(Data tied to figure images)

+ + +

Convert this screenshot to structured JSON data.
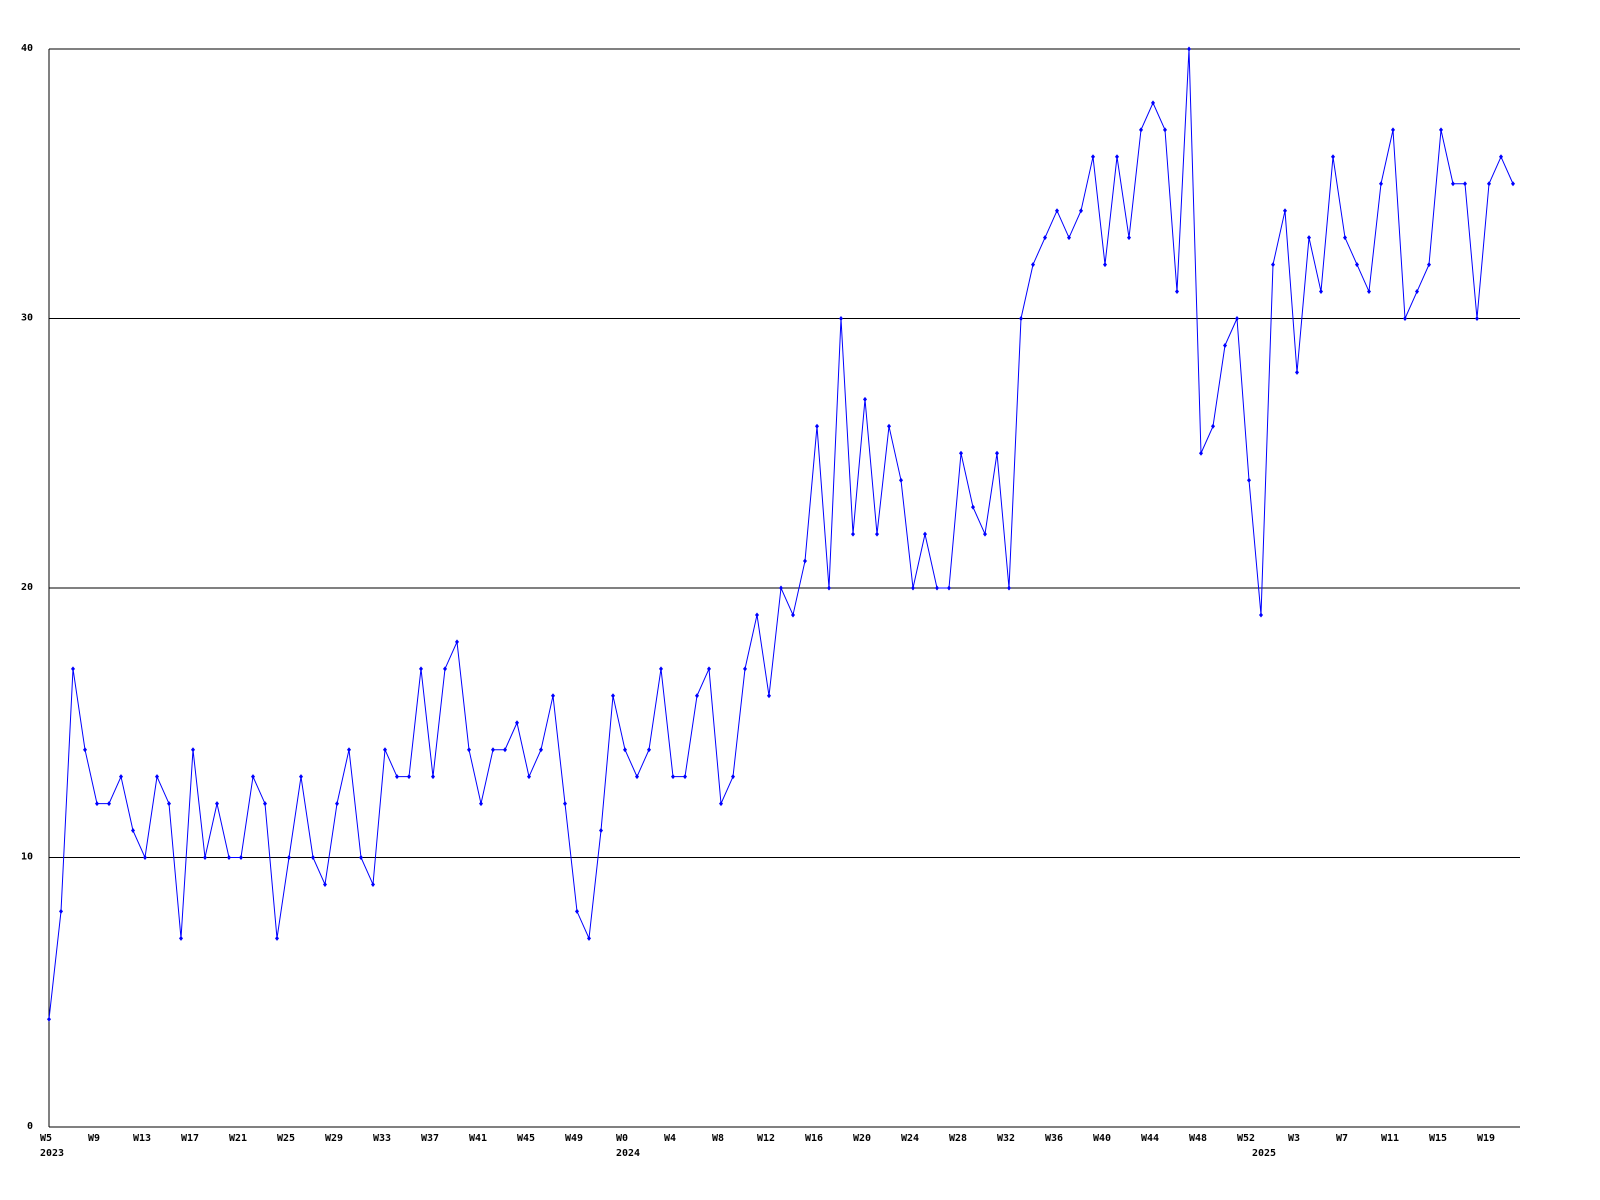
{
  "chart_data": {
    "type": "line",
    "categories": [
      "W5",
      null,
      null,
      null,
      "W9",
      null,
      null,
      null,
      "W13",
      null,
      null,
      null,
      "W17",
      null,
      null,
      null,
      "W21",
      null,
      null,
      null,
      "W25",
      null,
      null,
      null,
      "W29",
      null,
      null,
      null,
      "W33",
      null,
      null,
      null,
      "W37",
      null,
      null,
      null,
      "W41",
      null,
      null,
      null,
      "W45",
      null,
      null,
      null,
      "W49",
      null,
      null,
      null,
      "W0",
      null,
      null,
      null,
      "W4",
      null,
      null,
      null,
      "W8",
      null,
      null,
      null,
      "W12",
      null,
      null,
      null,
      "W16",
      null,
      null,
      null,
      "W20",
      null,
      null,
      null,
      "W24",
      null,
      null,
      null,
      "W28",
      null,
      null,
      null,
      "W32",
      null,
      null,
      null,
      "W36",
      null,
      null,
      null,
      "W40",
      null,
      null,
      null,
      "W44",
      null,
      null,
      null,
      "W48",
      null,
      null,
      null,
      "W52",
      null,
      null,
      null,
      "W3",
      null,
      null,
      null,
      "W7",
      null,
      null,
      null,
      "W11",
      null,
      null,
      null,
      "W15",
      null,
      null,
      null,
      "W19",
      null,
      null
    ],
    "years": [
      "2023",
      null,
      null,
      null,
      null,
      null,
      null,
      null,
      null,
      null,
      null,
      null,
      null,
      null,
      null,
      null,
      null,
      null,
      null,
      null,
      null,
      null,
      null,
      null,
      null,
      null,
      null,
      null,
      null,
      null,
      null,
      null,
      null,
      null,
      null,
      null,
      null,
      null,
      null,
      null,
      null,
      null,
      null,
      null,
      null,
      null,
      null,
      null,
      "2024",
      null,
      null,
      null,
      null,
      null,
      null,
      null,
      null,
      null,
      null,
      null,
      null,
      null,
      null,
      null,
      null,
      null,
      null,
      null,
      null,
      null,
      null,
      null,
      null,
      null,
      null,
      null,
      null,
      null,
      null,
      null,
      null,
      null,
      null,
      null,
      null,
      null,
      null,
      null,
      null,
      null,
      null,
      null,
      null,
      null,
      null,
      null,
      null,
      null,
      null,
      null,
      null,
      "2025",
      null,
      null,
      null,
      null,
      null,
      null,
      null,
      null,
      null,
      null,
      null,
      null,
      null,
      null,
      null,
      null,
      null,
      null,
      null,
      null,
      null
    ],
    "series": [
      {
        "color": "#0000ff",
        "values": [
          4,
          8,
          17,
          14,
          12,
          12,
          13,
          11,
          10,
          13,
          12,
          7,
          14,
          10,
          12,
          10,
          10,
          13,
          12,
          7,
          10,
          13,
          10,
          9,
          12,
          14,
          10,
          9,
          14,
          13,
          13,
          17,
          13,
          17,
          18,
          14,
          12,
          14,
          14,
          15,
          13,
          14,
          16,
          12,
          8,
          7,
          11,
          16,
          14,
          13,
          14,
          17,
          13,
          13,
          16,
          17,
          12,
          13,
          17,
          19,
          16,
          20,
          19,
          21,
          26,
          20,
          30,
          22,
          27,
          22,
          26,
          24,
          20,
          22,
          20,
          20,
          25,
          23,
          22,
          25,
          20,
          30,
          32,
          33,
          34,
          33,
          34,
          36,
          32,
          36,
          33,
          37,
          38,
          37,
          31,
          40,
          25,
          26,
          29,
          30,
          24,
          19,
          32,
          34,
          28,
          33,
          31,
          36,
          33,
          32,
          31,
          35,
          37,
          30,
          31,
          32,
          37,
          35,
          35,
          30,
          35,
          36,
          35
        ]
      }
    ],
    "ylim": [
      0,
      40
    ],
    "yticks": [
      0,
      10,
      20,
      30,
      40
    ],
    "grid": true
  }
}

+ + +

__Exercise task__
Copy out every line of the material above exactly, skipping the pictures.

__Result below__
Convert this screenshot to structured JSON data.
{
  "chart_data": {
    "type": "line",
    "categories": [
      "W5",
      null,
      null,
      null,
      "W9",
      null,
      null,
      null,
      "W13",
      null,
      null,
      null,
      "W17",
      null,
      null,
      null,
      "W21",
      null,
      null,
      null,
      "W25",
      null,
      null,
      null,
      "W29",
      null,
      null,
      null,
      "W33",
      null,
      null,
      null,
      "W37",
      null,
      null,
      null,
      "W41",
      null,
      null,
      null,
      "W45",
      null,
      null,
      null,
      "W49",
      null,
      null,
      null,
      "W0",
      null,
      null,
      null,
      "W4",
      null,
      null,
      null,
      "W8",
      null,
      null,
      null,
      "W12",
      null,
      null,
      null,
      "W16",
      null,
      null,
      null,
      "W20",
      null,
      null,
      null,
      "W24",
      null,
      null,
      null,
      "W28",
      null,
      null,
      null,
      "W32",
      null,
      null,
      null,
      "W36",
      null,
      null,
      null,
      "W40",
      null,
      null,
      null,
      "W44",
      null,
      null,
      null,
      "W48",
      null,
      null,
      null,
      "W52",
      null,
      null,
      null,
      "W3",
      null,
      null,
      null,
      "W7",
      null,
      null,
      null,
      "W11",
      null,
      null,
      null,
      "W15",
      null,
      null,
      null,
      "W19",
      null,
      null
    ],
    "years": [
      "2023",
      null,
      null,
      null,
      null,
      null,
      null,
      null,
      null,
      null,
      null,
      null,
      null,
      null,
      null,
      null,
      null,
      null,
      null,
      null,
      null,
      null,
      null,
      null,
      null,
      null,
      null,
      null,
      null,
      null,
      null,
      null,
      null,
      null,
      null,
      null,
      null,
      null,
      null,
      null,
      null,
      null,
      null,
      null,
      null,
      null,
      null,
      null,
      "2024",
      null,
      null,
      null,
      null,
      null,
      null,
      null,
      null,
      null,
      null,
      null,
      null,
      null,
      null,
      null,
      null,
      null,
      null,
      null,
      null,
      null,
      null,
      null,
      null,
      null,
      null,
      null,
      null,
      null,
      null,
      null,
      null,
      null,
      null,
      null,
      null,
      null,
      null,
      null,
      null,
      null,
      null,
      null,
      null,
      null,
      null,
      null,
      null,
      null,
      null,
      null,
      null,
      "2025",
      null,
      null,
      null,
      null,
      null,
      null,
      null,
      null,
      null,
      null,
      null,
      null,
      null,
      null,
      null,
      null,
      null,
      null,
      null,
      null,
      null
    ],
    "series": [
      {
        "color": "#0000ff",
        "values": [
          4,
          8,
          17,
          14,
          12,
          12,
          13,
          11,
          10,
          13,
          12,
          7,
          14,
          10,
          12,
          10,
          10,
          13,
          12,
          7,
          10,
          13,
          10,
          9,
          12,
          14,
          10,
          9,
          14,
          13,
          13,
          17,
          13,
          17,
          18,
          14,
          12,
          14,
          14,
          15,
          13,
          14,
          16,
          12,
          8,
          7,
          11,
          16,
          14,
          13,
          14,
          17,
          13,
          13,
          16,
          17,
          12,
          13,
          17,
          19,
          16,
          20,
          19,
          21,
          26,
          20,
          30,
          22,
          27,
          22,
          26,
          24,
          20,
          22,
          20,
          20,
          25,
          23,
          22,
          25,
          20,
          30,
          32,
          33,
          34,
          33,
          34,
          36,
          32,
          36,
          33,
          37,
          38,
          37,
          31,
          40,
          25,
          26,
          29,
          30,
          24,
          19,
          32,
          34,
          28,
          33,
          31,
          36,
          33,
          32,
          31,
          35,
          37,
          30,
          31,
          32,
          37,
          35,
          35,
          30,
          35,
          36,
          35
        ]
      }
    ],
    "ylim": [
      0,
      40
    ],
    "yticks": [
      0,
      10,
      20,
      30,
      40
    ],
    "grid": true
  }
}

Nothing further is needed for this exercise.